Aim of the task
Return every line of the records below verbatim, with no pictures in the copy.
** START OF Information given **
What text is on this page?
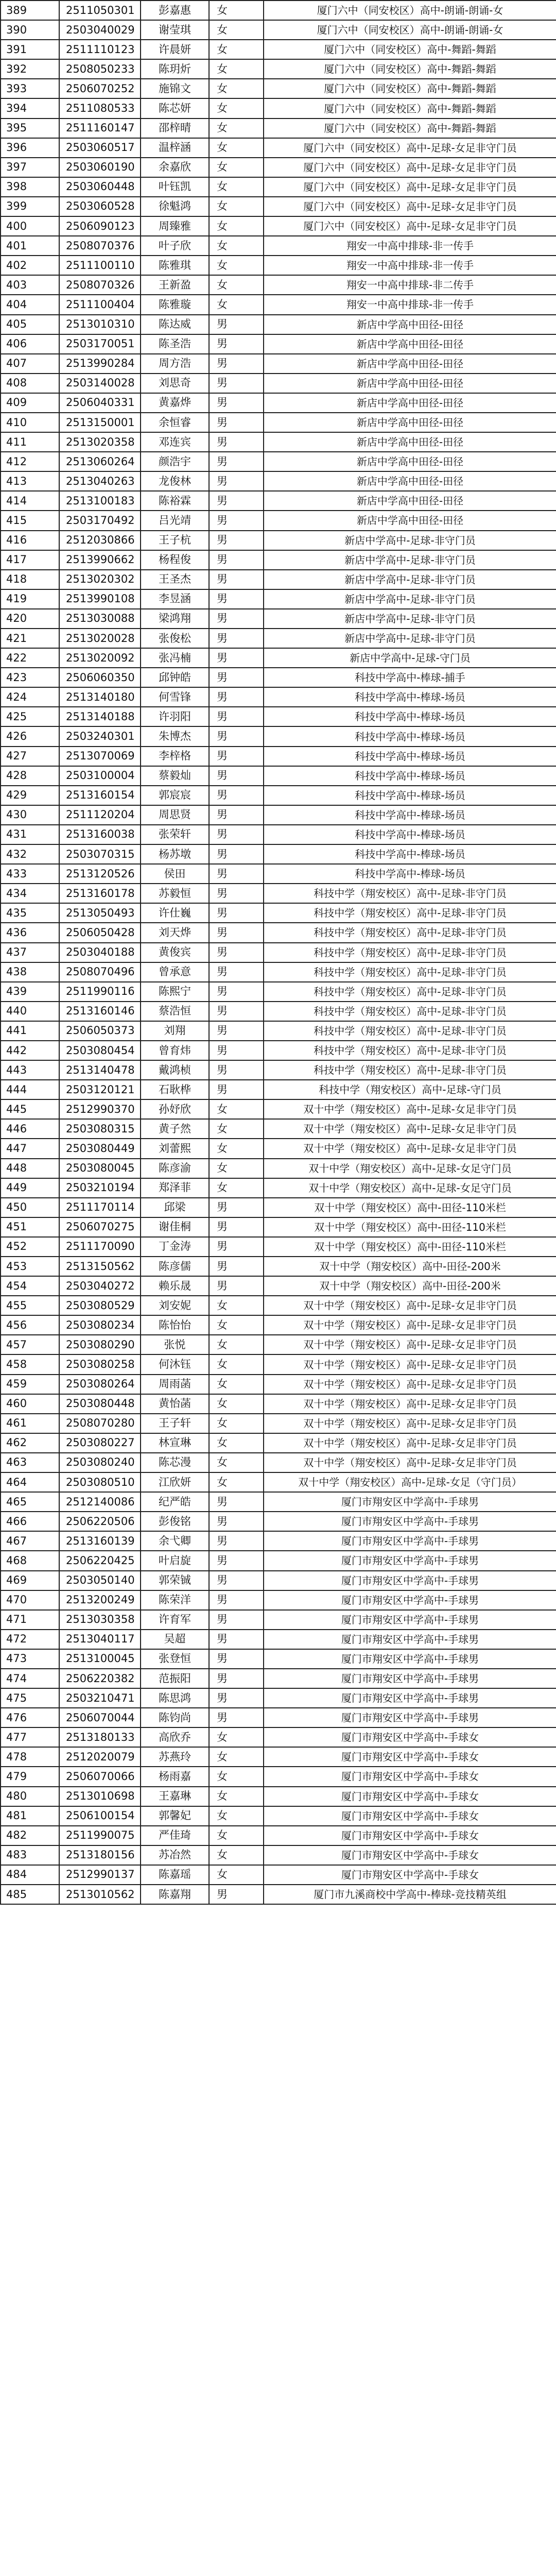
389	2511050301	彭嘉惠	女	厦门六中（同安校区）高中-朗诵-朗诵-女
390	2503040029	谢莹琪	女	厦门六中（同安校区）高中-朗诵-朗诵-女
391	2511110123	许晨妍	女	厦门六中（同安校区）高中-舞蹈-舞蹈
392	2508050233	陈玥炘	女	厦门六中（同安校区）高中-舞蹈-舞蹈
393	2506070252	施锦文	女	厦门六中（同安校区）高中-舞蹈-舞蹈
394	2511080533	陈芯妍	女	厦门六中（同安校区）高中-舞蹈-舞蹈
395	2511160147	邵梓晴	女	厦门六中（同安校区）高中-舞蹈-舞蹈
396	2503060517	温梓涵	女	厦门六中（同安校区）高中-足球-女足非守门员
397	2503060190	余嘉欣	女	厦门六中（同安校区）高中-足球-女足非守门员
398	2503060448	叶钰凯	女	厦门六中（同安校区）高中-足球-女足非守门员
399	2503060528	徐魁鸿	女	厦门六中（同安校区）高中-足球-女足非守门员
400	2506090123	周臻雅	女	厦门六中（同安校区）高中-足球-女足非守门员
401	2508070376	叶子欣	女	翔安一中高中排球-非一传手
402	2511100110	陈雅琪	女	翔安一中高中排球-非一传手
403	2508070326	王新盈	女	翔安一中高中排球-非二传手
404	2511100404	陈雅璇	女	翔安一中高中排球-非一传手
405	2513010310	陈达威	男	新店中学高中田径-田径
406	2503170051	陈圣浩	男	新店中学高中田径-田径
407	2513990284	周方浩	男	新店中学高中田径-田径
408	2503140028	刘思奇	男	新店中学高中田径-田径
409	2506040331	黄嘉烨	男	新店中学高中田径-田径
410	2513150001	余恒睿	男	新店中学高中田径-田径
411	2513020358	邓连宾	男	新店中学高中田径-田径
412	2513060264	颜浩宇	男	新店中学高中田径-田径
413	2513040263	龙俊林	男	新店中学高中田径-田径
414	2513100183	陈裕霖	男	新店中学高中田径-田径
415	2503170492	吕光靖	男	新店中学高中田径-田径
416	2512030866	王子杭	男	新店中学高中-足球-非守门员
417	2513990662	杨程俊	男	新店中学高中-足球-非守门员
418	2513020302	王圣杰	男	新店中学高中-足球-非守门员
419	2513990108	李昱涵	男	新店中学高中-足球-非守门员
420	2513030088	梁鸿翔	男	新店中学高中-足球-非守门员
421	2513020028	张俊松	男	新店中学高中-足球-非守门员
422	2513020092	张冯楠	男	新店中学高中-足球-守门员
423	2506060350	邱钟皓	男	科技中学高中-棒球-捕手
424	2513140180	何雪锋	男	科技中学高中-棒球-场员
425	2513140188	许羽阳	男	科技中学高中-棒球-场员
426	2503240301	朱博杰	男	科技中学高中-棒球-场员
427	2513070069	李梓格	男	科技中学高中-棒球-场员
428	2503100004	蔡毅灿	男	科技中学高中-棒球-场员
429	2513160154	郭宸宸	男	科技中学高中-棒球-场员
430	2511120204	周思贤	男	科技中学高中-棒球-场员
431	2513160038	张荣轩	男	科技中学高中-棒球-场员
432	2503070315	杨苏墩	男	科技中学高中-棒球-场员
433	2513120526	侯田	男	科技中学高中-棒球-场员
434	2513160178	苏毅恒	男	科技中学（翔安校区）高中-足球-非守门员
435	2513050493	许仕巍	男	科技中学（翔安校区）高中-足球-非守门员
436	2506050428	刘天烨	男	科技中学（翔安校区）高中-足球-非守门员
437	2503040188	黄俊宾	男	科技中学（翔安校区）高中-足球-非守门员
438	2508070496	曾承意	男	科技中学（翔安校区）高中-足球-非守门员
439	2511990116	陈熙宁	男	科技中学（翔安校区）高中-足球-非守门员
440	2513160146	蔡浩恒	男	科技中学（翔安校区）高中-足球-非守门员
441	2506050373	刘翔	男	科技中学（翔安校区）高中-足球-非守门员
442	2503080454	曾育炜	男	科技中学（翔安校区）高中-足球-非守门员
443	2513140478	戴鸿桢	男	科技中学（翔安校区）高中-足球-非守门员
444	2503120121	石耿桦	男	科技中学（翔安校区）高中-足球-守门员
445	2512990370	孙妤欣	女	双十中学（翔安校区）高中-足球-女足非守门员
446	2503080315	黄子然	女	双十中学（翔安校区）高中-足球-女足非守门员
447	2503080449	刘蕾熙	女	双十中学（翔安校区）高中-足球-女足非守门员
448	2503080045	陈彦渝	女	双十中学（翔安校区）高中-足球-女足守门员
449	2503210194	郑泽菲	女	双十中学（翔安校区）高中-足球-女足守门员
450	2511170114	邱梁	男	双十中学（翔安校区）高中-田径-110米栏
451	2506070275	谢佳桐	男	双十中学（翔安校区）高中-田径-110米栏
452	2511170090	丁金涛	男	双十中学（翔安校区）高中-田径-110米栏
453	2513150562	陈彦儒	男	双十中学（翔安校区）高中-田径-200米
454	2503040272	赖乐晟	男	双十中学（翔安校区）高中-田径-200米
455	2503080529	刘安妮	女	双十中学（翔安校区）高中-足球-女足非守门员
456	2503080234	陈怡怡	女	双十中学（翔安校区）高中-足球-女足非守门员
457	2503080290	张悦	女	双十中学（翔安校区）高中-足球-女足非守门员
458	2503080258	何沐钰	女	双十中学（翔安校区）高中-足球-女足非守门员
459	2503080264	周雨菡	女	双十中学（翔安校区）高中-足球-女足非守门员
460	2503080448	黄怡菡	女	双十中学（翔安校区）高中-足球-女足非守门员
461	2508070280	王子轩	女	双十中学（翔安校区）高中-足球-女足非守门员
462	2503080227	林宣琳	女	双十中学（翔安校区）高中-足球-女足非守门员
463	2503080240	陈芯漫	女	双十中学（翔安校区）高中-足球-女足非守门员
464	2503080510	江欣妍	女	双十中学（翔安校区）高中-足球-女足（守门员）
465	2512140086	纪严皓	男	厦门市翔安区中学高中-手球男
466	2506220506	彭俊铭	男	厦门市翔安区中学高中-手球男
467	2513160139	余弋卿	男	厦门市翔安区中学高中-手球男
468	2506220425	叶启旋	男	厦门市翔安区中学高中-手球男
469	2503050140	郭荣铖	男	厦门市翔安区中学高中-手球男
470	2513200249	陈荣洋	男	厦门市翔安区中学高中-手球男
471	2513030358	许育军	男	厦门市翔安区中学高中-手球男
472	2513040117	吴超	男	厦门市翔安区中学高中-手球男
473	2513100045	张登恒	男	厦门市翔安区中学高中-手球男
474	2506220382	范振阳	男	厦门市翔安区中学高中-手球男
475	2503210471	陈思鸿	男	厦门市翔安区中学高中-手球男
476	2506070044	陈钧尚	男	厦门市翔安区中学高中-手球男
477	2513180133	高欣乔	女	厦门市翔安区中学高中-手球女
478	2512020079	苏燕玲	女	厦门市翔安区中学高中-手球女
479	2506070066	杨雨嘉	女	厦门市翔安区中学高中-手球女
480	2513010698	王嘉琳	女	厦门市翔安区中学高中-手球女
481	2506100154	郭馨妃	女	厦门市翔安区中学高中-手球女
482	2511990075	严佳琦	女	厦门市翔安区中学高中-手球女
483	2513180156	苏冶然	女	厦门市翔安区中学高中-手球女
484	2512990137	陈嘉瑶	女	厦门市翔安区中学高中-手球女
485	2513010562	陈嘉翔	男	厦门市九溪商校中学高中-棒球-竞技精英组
** END OF Information given **
Written response
What text is on this page?
389	2511050301	彭嘉惠	女	厦门六中（同安校区）高中-朗诵-朗诵-女
390	2503040029	谢莹琪	女	厦门六中（同安校区）高中-朗诵-朗诵-女
391	2511110123	许晨妍	女	厦门六中（同安校区）高中-舞蹈-舞蹈
392	2508050233	陈玥炘	女	厦门六中（同安校区）高中-舞蹈-舞蹈
393	2506070252	施锦文	女	厦门六中（同安校区）高中-舞蹈-舞蹈
394	2511080533	陈芯妍	女	厦门六中（同安校区）高中-舞蹈-舞蹈
395	2511160147	邵梓晴	女	厦门六中（同安校区）高中-舞蹈-舞蹈
396	2503060517	温梓涵	女	厦门六中（同安校区）高中-足球-女足非守门员
397	2503060190	余嘉欣	女	厦门六中（同安校区）高中-足球-女足非守门员
398	2503060448	叶钰凯	女	厦门六中（同安校区）高中-足球-女足非守门员
399	2503060528	徐魁鸿	女	厦门六中（同安校区）高中-足球-女足非守门员
400	2506090123	周臻雅	女	厦门六中（同安校区）高中-足球-女足非守门员
401	2508070376	叶子欣	女	翔安一中高中排球-非一传手
402	2511100110	陈雅琪	女	翔安一中高中排球-非一传手
403	2508070326	王新盈	女	翔安一中高中排球-非二传手
404	2511100404	陈雅璇	女	翔安一中高中排球-非一传手
405	2513010310	陈达威	男	新店中学高中田径-田径
406	2503170051	陈圣浩	男	新店中学高中田径-田径
407	2513990284	周方浩	男	新店中学高中田径-田径
408	2503140028	刘思奇	男	新店中学高中田径-田径
409	2506040331	黄嘉烨	男	新店中学高中田径-田径
410	2513150001	余恒睿	男	新店中学高中田径-田径
411	2513020358	邓连宾	男	新店中学高中田径-田径
412	2513060264	颜浩宇	男	新店中学高中田径-田径
413	2513040263	龙俊林	男	新店中学高中田径-田径
414	2513100183	陈裕霖	男	新店中学高中田径-田径
415	2503170492	吕光靖	男	新店中学高中田径-田径
416	2512030866	王子杭	男	新店中学高中-足球-非守门员
417	2513990662	杨程俊	男	新店中学高中-足球-非守门员
418	2513020302	王圣杰	男	新店中学高中-足球-非守门员
419	2513990108	李昱涵	男	新店中学高中-足球-非守门员
420	2513030088	梁鸿翔	男	新店中学高中-足球-非守门员
421	2513020028	张俊松	男	新店中学高中-足球-非守门员
422	2513020092	张冯楠	男	新店中学高中-足球-守门员
423	2506060350	邱钟皓	男	科技中学高中-棒球-捕手
424	2513140180	何雪锋	男	科技中学高中-棒球-场员
425	2513140188	许羽阳	男	科技中学高中-棒球-场员
426	2503240301	朱博杰	男	科技中学高中-棒球-场员
427	2513070069	李梓格	男	科技中学高中-棒球-场员
428	2503100004	蔡毅灿	男	科技中学高中-棒球-场员
429	2513160154	郭宸宸	男	科技中学高中-棒球-场员
430	2511120204	周思贤	男	科技中学高中-棒球-场员
431	2513160038	张荣轩	男	科技中学高中-棒球-场员
432	2503070315	杨苏墩	男	科技中学高中-棒球-场员
433	2513120526	侯田	男	科技中学高中-棒球-场员
434	2513160178	苏毅恒	男	科技中学（翔安校区）高中-足球-非守门员
435	2513050493	许仕巍	男	科技中学（翔安校区）高中-足球-非守门员
436	2506050428	刘天烨	男	科技中学（翔安校区）高中-足球-非守门员
437	2503040188	黄俊宾	男	科技中学（翔安校区）高中-足球-非守门员
438	2508070496	曾承意	男	科技中学（翔安校区）高中-足球-非守门员
439	2511990116	陈熙宁	男	科技中学（翔安校区）高中-足球-非守门员
440	2513160146	蔡浩恒	男	科技中学（翔安校区）高中-足球-非守门员
441	2506050373	刘翔	男	科技中学（翔安校区）高中-足球-非守门员
442	2503080454	曾育炜	男	科技中学（翔安校区）高中-足球-非守门员
443	2513140478	戴鸿桢	男	科技中学（翔安校区）高中-足球-非守门员
444	2503120121	石耿桦	男	科技中学（翔安校区）高中-足球-守门员
445	2512990370	孙妤欣	女	双十中学（翔安校区）高中-足球-女足非守门员
446	2503080315	黄子然	女	双十中学（翔安校区）高中-足球-女足非守门员
447	2503080449	刘蕾熙	女	双十中学（翔安校区）高中-足球-女足非守门员
448	2503080045	陈彦渝	女	双十中学（翔安校区）高中-足球-女足守门员
449	2503210194	郑泽菲	女	双十中学（翔安校区）高中-足球-女足守门员
450	2511170114	邱梁	男	双十中学（翔安校区）高中-田径-110米栏
451	2506070275	谢佳桐	男	双十中学（翔安校区）高中-田径-110米栏
452	2511170090	丁金涛	男	双十中学（翔安校区）高中-田径-110米栏
453	2513150562	陈彦儒	男	双十中学（翔安校区）高中-田径-200米
454	2503040272	赖乐晟	男	双十中学（翔安校区）高中-田径-200米
455	2503080529	刘安妮	女	双十中学（翔安校区）高中-足球-女足非守门员
456	2503080234	陈怡怡	女	双十中学（翔安校区）高中-足球-女足非守门员
457	2503080290	张悦	女	双十中学（翔安校区）高中-足球-女足非守门员
458	2503080258	何沐钰	女	双十中学（翔安校区）高中-足球-女足非守门员
459	2503080264	周雨菡	女	双十中学（翔安校区）高中-足球-女足非守门员
460	2503080448	黄怡菡	女	双十中学（翔安校区）高中-足球-女足非守门员
461	2508070280	王子轩	女	双十中学（翔安校区）高中-足球-女足非守门员
462	2503080227	林宣琳	女	双十中学（翔安校区）高中-足球-女足非守门员
463	2503080240	陈芯漫	女	双十中学（翔安校区）高中-足球-女足非守门员
464	2503080510	江欣妍	女	双十中学（翔安校区）高中-足球-女足（守门员）
465	2512140086	纪严皓	男	厦门市翔安区中学高中-手球男
466	2506220506	彭俊铭	男	厦门市翔安区中学高中-手球男
467	2513160139	余弋卿	男	厦门市翔安区中学高中-手球男
468	2506220425	叶启旋	男	厦门市翔安区中学高中-手球男
469	2503050140	郭荣铖	男	厦门市翔安区中学高中-手球男
470	2513200249	陈荣洋	男	厦门市翔安区中学高中-手球男
471	2513030358	许育军	男	厦门市翔安区中学高中-手球男
472	2513040117	吴超	男	厦门市翔安区中学高中-手球男
473	2513100045	张登恒	男	厦门市翔安区中学高中-手球男
474	2506220382	范振阳	男	厦门市翔安区中学高中-手球男
475	2503210471	陈思鸿	男	厦门市翔安区中学高中-手球男
476	2506070044	陈钧尚	男	厦门市翔安区中学高中-手球男
477	2513180133	高欣乔	女	厦门市翔安区中学高中-手球女
478	2512020079	苏燕玲	女	厦门市翔安区中学高中-手球女
479	2506070066	杨雨嘉	女	厦门市翔安区中学高中-手球女
480	2513010698	王嘉琳	女	厦门市翔安区中学高中-手球女
481	2506100154	郭馨妃	女	厦门市翔安区中学高中-手球女
482	2511990075	严佳琦	女	厦门市翔安区中学高中-手球女
483	2513180156	苏冶然	女	厦门市翔安区中学高中-手球女
484	2512990137	陈嘉瑶	女	厦门市翔安区中学高中-手球女
485	2513010562	陈嘉翔	男	厦门市九溪商校中学高中-棒球-竞技精英组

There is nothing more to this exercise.